> What is needed
For this exercise, copy out each line of the material below that includes "JSON".

> Excerpted records
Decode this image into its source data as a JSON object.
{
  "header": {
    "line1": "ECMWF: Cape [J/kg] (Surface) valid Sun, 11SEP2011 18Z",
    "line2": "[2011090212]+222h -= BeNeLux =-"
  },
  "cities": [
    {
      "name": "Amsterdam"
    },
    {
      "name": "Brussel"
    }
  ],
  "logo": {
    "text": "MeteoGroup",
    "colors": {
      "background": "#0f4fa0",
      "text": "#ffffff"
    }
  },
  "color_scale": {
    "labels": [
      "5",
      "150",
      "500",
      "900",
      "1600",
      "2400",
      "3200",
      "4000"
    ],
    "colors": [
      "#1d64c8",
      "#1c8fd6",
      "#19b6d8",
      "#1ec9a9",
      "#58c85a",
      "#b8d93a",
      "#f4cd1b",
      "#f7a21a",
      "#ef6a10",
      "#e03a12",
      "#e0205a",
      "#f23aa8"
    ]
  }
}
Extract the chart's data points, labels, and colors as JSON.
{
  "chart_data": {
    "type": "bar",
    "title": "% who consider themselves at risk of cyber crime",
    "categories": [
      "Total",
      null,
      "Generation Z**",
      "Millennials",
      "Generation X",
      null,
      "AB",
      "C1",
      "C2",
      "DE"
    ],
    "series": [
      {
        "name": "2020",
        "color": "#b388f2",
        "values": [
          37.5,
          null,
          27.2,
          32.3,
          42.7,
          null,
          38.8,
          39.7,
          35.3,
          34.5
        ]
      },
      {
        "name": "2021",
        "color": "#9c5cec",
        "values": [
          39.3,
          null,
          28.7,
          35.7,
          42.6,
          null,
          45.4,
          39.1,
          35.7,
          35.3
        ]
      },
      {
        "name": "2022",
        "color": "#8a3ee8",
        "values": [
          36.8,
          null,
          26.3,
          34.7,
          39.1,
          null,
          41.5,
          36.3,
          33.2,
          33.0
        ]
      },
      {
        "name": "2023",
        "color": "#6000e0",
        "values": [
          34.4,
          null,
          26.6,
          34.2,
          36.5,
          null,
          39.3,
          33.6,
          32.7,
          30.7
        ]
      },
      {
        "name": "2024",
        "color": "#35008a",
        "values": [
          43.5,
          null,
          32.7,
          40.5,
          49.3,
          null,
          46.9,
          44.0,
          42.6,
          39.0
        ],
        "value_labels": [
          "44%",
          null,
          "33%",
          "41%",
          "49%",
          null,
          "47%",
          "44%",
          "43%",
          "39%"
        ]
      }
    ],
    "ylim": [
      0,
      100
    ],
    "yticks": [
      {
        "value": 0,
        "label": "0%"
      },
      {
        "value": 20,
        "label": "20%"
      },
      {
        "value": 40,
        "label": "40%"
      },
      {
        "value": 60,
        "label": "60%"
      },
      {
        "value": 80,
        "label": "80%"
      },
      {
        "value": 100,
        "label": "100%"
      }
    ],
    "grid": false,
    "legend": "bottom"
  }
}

> Task result
Decode this image into its source data as a JSON object.
Extract the chart's data points, labels, and colors as JSON.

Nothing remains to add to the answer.